### EXERCISES TO COMPLETE
(1) In the passage on the Alternative Credit Project, how many courses that already had credit recommendations under ACE's traditional process were left out of the final pool?
(2) Reproduce the passage on the Alternative Credit Project word for word, starting at "Other standards against" and ending at "technology and tools.".

### SOURCE EXTRACT
##############################

One key difference in the process used to evaluate courses that are part of the Alternative Credit Project compared to a workplace credit review is that a traditional syllabus was required for a nonaccredited provider course to be considered for inclusion in the pool. Since the participating institutions are guaranteeing that they will accept for credit a large number, if not all, of the courses in the pool, they and ACE felt that this portion of a course needed to align more closely with traditional higher education methodology. In some cases, that requirement resulted in submitted courses not receiving a credit recommendation.
Other standards against which courses did not pass muster under the rubric include grading standards, course provider policies, technology requirements and aptitude, and learning technology and tools.
In total, seven courses with prior credit recommendations under ACE’s traditional process did not measure up against the rubric and were not included in the final pool. Among them was a JumpCourse Introduction to Sociology course, which Daniel F. Sullivan, president emeritus of St. Lawrence University, recently critiqued in an Inside Higher Ed column. While the Introduction to Sociology course has value, it did not meet the parameters of the Alternative Credit Project rubric because the course learning objectives did not align with what would be found in an Introduction to Sociology course at a regionally accredited institution. In addition, most postsecondary sociology courses today require a written project, which was also missing from this course. However, seven other JumpCourse courses were accepted into the pool.
Lessons for the Future
As we continue a process of continuous improvement based on what we are learning through the Alternative Credit Project and other self-assessment processes, it is possible that some of the courses that currently have credit recommendations may have to meet an updated set of standards the next time they come up for review. In addition, ACE will be evaluating, along with participating institutions, the results for student success in the coming months and years -- both in terms of this pool of courses and also how this work might be adapted to our workplace-credit recommendation processes. That fits with ACE’s commitment to exploring new ways to improve all of our quality assessment methods.
What we have learned so far in applying the new Alternative Credit Project rubric to this pool of courses offered by an array of nonaccredited providers is insightful and promising. For example, we have found that evaluating new kinds of content and methods of delivering instruction to nontraditional students requires refinement of the processes used to evaluate other types of content and instruction more applicable to and aligned with how adult students with some prior college experience learn.
We have also learned that various approaches to online instructional design can each be successful, as long as they all meet certain basic criteria. Finally, we have found there are multiple ways in which students can demonstrate learning in different settings, even using the same modality across those settings -- such as online workplace training versus online alternative credit instruction by nonaccredited providers.
Most of all, we’ve learned that the objective is ambitious but achievable: providing nontraditional learners with additional tools to speed their path to a degree or credential, while giving higher education institutions the quality assurances they need to help those students succeed.

##############################

### MATERIAL SHOWN
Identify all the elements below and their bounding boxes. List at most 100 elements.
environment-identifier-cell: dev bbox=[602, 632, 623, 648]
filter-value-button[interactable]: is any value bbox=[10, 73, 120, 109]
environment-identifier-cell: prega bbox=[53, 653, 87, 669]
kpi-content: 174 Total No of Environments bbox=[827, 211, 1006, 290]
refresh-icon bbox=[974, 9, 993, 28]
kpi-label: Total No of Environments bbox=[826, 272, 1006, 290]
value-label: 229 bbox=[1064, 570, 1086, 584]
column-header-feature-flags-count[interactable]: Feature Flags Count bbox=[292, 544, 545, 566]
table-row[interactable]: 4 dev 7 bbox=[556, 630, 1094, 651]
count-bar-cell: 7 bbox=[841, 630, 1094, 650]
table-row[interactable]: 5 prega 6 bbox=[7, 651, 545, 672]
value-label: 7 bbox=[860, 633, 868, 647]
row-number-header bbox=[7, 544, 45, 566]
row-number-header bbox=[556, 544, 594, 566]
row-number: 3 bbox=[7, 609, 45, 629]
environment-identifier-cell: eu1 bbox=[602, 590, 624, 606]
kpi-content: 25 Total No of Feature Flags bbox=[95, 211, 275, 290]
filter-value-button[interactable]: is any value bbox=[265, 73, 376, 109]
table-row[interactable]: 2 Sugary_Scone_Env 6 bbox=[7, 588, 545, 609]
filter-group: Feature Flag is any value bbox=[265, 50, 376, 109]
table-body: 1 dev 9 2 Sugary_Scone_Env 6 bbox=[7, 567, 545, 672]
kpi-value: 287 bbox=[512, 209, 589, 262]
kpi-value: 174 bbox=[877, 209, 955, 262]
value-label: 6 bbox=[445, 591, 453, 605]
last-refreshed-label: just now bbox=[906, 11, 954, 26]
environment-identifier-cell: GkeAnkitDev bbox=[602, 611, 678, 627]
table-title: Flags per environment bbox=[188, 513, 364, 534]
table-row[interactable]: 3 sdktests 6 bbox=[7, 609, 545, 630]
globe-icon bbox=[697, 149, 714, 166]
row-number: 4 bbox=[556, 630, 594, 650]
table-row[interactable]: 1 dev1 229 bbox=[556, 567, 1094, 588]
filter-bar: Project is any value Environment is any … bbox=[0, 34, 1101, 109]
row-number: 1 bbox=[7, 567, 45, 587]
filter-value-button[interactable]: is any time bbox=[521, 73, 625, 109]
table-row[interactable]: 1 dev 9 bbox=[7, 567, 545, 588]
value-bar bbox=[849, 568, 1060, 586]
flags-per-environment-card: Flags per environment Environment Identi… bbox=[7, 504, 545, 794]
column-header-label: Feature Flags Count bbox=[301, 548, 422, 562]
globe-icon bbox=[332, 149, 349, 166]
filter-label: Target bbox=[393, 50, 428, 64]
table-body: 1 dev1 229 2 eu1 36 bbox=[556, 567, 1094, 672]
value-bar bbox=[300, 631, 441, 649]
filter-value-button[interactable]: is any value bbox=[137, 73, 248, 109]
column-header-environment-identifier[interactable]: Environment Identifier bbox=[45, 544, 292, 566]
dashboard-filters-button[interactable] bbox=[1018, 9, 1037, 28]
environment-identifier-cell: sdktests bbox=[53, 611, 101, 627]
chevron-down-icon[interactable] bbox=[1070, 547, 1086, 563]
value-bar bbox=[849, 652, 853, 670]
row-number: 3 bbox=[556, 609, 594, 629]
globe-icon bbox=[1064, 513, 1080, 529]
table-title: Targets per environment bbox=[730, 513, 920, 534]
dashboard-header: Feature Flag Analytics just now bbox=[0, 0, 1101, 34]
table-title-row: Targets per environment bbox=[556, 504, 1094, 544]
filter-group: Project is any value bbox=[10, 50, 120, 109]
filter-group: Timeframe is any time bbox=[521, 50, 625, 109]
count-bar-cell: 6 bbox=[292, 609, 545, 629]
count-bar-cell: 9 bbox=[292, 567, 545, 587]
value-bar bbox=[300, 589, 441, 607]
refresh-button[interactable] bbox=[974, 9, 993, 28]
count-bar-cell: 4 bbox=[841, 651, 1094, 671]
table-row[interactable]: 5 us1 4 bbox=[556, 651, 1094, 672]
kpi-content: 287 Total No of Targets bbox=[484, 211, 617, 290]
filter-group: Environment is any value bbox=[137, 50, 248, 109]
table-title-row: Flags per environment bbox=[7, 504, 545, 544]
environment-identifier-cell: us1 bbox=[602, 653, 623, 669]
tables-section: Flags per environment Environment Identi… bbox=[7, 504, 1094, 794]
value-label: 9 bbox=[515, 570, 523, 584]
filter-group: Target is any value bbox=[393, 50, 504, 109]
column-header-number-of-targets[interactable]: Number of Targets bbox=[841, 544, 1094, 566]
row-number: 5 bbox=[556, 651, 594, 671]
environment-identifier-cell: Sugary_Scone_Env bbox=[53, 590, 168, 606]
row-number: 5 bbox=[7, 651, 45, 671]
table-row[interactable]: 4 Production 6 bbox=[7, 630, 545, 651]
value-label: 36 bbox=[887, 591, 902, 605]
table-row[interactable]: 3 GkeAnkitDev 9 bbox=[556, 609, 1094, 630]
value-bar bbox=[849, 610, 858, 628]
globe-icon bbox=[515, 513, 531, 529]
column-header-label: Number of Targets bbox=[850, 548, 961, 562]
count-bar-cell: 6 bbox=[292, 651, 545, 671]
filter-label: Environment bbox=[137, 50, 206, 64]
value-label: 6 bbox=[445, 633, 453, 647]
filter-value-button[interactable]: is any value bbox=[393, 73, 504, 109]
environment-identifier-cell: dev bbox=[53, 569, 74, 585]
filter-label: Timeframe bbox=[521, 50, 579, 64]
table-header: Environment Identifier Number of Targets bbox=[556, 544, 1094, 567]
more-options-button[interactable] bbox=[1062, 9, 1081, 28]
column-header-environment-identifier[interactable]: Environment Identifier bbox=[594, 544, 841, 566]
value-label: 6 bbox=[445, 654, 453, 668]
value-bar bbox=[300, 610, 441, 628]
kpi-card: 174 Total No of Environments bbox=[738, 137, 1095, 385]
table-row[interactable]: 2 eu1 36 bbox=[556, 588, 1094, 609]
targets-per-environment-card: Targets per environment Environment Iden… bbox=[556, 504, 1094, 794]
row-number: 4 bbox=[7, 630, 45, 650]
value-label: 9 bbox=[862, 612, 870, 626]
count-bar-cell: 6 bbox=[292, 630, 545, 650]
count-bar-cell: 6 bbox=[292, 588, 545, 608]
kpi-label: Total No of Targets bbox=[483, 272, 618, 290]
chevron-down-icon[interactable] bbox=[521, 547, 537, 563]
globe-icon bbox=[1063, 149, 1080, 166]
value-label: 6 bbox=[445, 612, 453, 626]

##############################

### EXPECTED RESPONSES
(1) Seven courses.

(2)
Other standards against which courses did not pass muster under the rubric include grading standards, course provider policies, technology requirements and aptitude, and learning technology and tools.